## Aim of the task:
Copy out each line of the data that holds the word "image".

(Dataset entries)

----

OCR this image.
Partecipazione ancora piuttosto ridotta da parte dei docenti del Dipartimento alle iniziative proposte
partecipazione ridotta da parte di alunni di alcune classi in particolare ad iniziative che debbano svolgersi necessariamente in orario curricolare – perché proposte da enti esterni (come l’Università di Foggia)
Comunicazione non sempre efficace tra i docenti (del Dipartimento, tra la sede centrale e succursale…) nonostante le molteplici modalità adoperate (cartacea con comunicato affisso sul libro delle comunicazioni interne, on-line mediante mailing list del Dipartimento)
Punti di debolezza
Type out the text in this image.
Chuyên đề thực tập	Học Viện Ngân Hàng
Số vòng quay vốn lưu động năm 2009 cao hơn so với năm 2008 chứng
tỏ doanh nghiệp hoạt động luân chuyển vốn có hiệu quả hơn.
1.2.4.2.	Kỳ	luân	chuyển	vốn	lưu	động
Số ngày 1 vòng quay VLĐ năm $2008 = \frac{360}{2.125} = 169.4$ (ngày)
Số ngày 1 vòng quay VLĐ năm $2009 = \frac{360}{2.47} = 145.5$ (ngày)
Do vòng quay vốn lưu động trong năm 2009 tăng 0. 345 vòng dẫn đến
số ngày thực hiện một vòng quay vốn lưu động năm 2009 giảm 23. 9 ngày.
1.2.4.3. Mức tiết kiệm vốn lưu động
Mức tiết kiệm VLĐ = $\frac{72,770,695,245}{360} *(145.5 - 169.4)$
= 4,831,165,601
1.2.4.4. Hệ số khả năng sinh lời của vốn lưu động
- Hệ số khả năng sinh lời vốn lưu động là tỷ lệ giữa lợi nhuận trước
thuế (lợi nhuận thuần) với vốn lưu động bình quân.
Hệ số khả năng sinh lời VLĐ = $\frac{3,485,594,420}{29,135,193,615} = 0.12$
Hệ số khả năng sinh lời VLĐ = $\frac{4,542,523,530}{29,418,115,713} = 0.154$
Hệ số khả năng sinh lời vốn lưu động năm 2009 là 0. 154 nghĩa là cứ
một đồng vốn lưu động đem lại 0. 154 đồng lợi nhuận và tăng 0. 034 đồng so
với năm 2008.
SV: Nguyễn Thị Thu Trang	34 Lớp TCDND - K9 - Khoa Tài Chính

----

## Solved exercise:
OCR this image.
Type out the text in this image.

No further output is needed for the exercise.